== DATA PROVIDED ==

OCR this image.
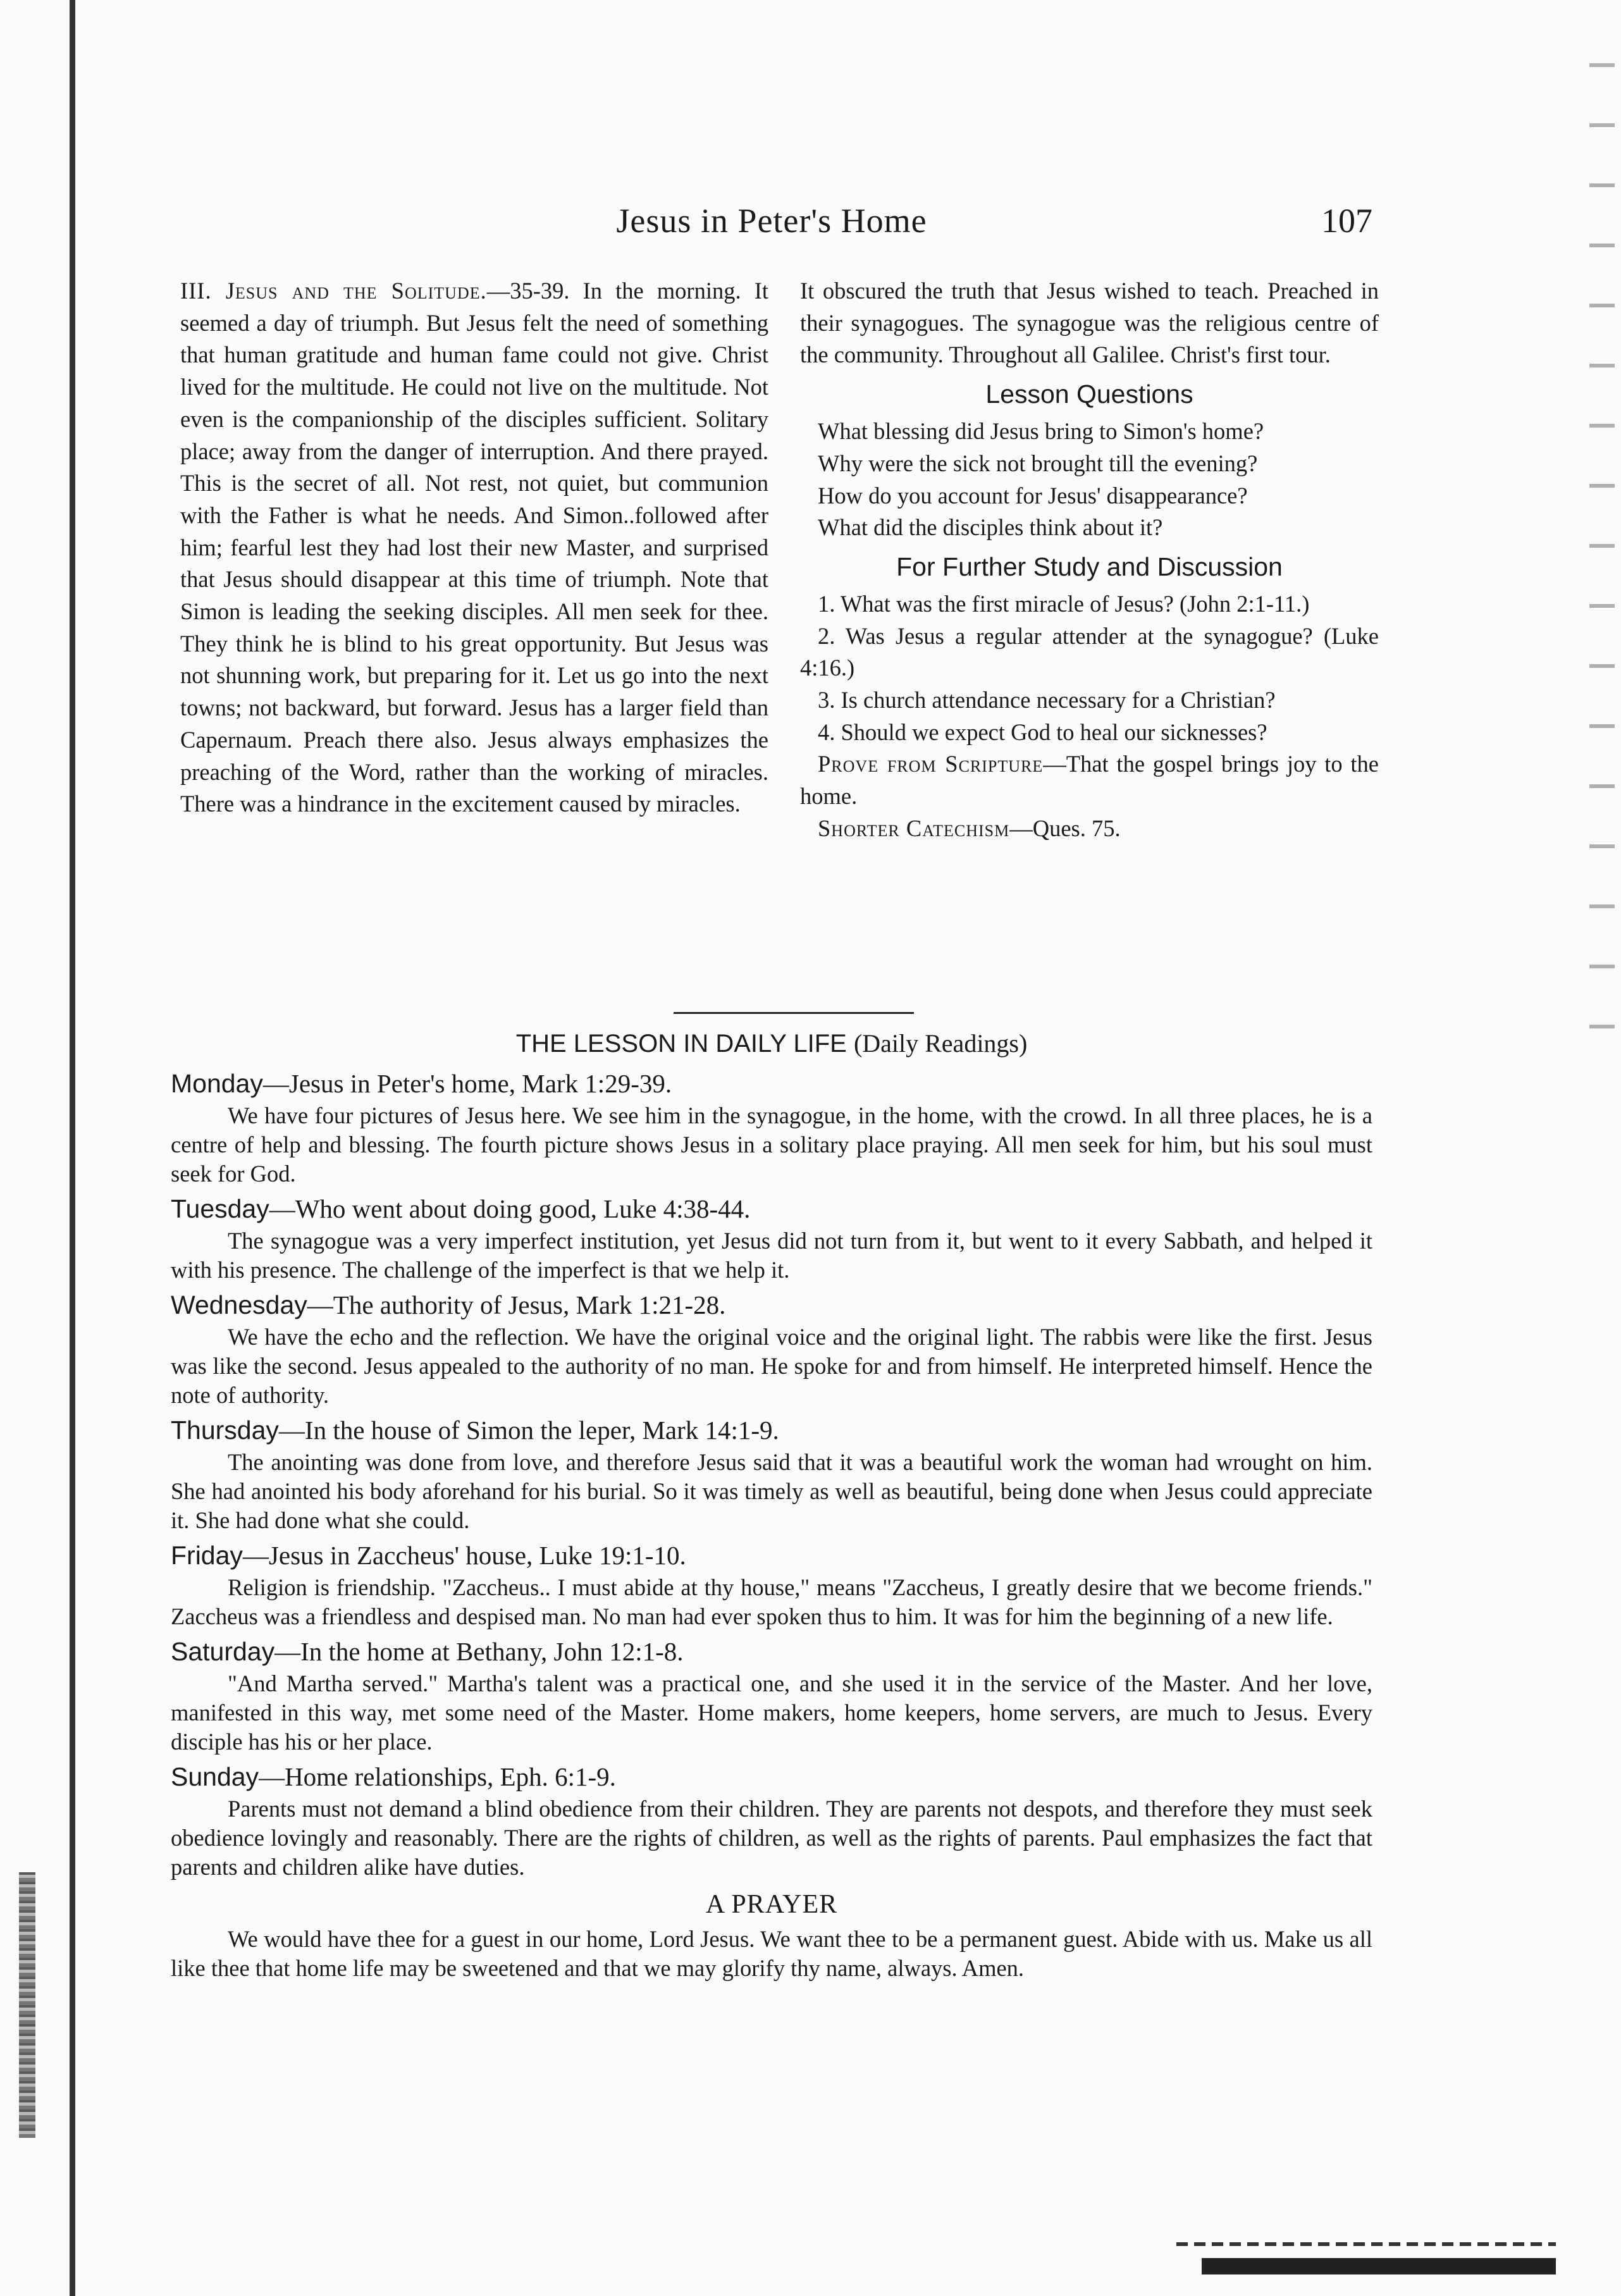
Jesus in Peter's Home	107

III. Jesus and the Solitude.—35-39. In the morning. It seemed a day of triumph. But Jesus felt the need of something that human gratitude and human fame could not give. Christ lived for the multitude. He could not live on the multitude. Not even is the companionship of the disciples sufficient. Solitary place; away from the danger of interruption. And there prayed. This is the secret of all. Not rest, not quiet, but communion with the Father is what he needs. And Simon..followed after him; fearful lest they had lost their new Master, and surprised that Jesus should disappear at this time of triumph. Note that Simon is leading the seeking disciples. All men seek for thee. They think he is blind to his great opportunity. But Jesus was not shunning work, but preparing for it. Let us go into the next towns; not backward, but forward. Jesus has a larger field than Capernaum. Preach there also. Jesus always emphasizes the preaching of the Word, rather than the working of miracles. There was a hindrance in the excitement caused by miracles.

It obscured the truth that Jesus wished to teach. Preached in their synagogues. The synagogue was the religious centre of the community. Throughout all Galilee. Christ's first tour.

Lesson Questions

What blessing did Jesus bring to Simon's home?

Why were the sick not brought till the evening?

How do you account for Jesus' disappearance?

What did the disciples think about it?

For Further Study and Discussion

1. What was the first miracle of Jesus? (John 2:1-11.)

2. Was Jesus a regular attender at the synagogue? (Luke 4:16.)

3. Is church attendance necessary for a Christian?

4. Should we expect God to heal our sicknesses?

Prove from Scripture—That the gospel brings joy to the home.

Shorter Catechism—Ques. 75.

THE LESSON IN DAILY LIFE (Daily Readings)
Monday—Jesus in Peter's home, Mark 1:29-39.

We have four pictures of Jesus here. We see him in the synagogue, in the home, with the crowd. In all three places, he is a centre of help and blessing. The fourth picture shows Jesus in a solitary place praying. All men seek for him, but his soul must seek for God.

Tuesday—Who went about doing good, Luke 4:38-44.

The synagogue was a very imperfect institution, yet Jesus did not turn from it, but went to it every Sabbath, and helped it with his presence. The challenge of the imperfect is that we help it.

Wednesday—The authority of Jesus, Mark 1:21-28.

We have the echo and the reflection. We have the original voice and the original light. The rabbis were like the first. Jesus was like the second. Jesus appealed to the authority of no man. He spoke for and from himself. He interpreted himself. Hence the note of authority.

Thursday—In the house of Simon the leper, Mark 14:1-9.

The anointing was done from love, and therefore Jesus said that it was a beautiful work the woman had wrought on him. She had anointed his body aforehand for his burial. So it was timely as well as beautiful, being done when Jesus could appreciate it. She had done what she could.

Friday—Jesus in Zaccheus' house, Luke 19:1-10.

Religion is friendship. "Zaccheus.. I must abide at thy house," means "Zaccheus, I greatly desire that we become friends." Zaccheus was a friendless and despised man. No man had ever spoken thus to him. It was for him the beginning of a new life.

Saturday—In the home at Bethany, John 12:1-8.

"And Martha served." Martha's talent was a practical one, and she used it in the service of the Master. And her love, manifested in this way, met some need of the Master. Home makers, home keepers, home servers, are much to Jesus. Every disciple has his or her place.

Sunday—Home relationships, Eph. 6:1-9.

Parents must not demand a blind obedience from their children. They are parents not despots, and therefore they must seek obedience lovingly and reasonably. There are the rights of children, as well as the rights of parents. Paul emphasizes the fact that parents and children alike have duties.

A PRAYER

We would have thee for a guest in our home, Lord Jesus. We want thee to be a permanent guest. Abide with us. Make us all like thee that home life may be sweetened and that we may glorify thy name, always. Amen.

===

TASK TO COMPLETE
Repeat each entry exactly. Pictures do not belong in the copy.

FINISHED TASK
OCR this image.
Jesus in Peter's Home	107

III. Jesus and the Solitude.—35-39. In the morning. It seemed a day of triumph. But Jesus felt the need of something that human gratitude and human fame could not give. Christ lived for the multitude. He could not live on the multitude. Not even is the companionship of the disciples sufficient. Solitary place; away from the danger of interruption. And there prayed. This is the secret of all. Not rest, not quiet, but communion with the Father is what he needs. And Simon..followed after him; fearful lest they had lost their new Master, and surprised that Jesus should disappear at this time of triumph. Note that Simon is leading the seeking disciples. All men seek for thee. They think he is blind to his great opportunity. But Jesus was not shunning work, but preparing for it. Let us go into the next towns; not backward, but forward. Jesus has a larger field than Capernaum. Preach there also. Jesus always emphasizes the preaching of the Word, rather than the working of miracles. There was a hindrance in the excitement caused by miracles.

It obscured the truth that Jesus wished to teach. Preached in their synagogues. The synagogue was the religious centre of the community. Throughout all Galilee. Christ's first tour.

Lesson Questions

What blessing did Jesus bring to Simon's home?

Why were the sick not brought till the evening?

How do you account for Jesus' disappearance?

What did the disciples think about it?

For Further Study and Discussion

1. What was the first miracle of Jesus? (John 2:1-11.)

2. Was Jesus a regular attender at the synagogue? (Luke 4:16.)

3. Is church attendance necessary for a Christian?

4. Should we expect God to heal our sicknesses?

Prove from Scripture—That the gospel brings joy to the home.

Shorter Catechism—Ques. 75.

THE LESSON IN DAILY LIFE (Daily Readings)
Monday—Jesus in Peter's home, Mark 1:29-39.

We have four pictures of Jesus here. We see him in the synagogue, in the home, with the crowd. In all three places, he is a centre of help and blessing. The fourth picture shows Jesus in a solitary place praying. All men seek for him, but his soul must seek for God.

Tuesday—Who went about doing good, Luke 4:38-44.

The synagogue was a very imperfect institution, yet Jesus did not turn from it, but went to it every Sabbath, and helped it with his presence. The challenge of the imperfect is that we help it.

Wednesday—The authority of Jesus, Mark 1:21-28.

We have the echo and the reflection. We have the original voice and the original light. The rabbis were like the first. Jesus was like the second. Jesus appealed to the authority of no man. He spoke for and from himself. He interpreted himself. Hence the note of authority.

Thursday—In the house of Simon the leper, Mark 14:1-9.

The anointing was done from love, and therefore Jesus said that it was a beautiful work the woman had wrought on him. She had anointed his body aforehand for his burial. So it was timely as well as beautiful, being done when Jesus could appreciate it. She had done what she could.

Friday—Jesus in Zaccheus' house, Luke 19:1-10.

Religion is friendship. "Zaccheus.. I must abide at thy house," means "Zaccheus, I greatly desire that we become friends." Zaccheus was a friendless and despised man. No man had ever spoken thus to him. It was for him the beginning of a new life.

Saturday—In the home at Bethany, John 12:1-8.

"And Martha served." Martha's talent was a practical one, and she used it in the service of the Master. And her love, manifested in this way, met some need of the Master. Home makers, home keepers, home servers, are much to Jesus. Every disciple has his or her place.

Sunday—Home relationships, Eph. 6:1-9.

Parents must not demand a blind obedience from their children. They are parents not despots, and therefore they must seek obedience lovingly and reasonably. There are the rights of children, as well as the rights of parents. Paul emphasizes the fact that parents and children alike have duties.

A PRAYER

We would have thee for a guest in our home, Lord Jesus. We want thee to be a permanent guest. Abide with us. Make us all like thee that home life may be sweetened and that we may glorify thy name, always. Amen.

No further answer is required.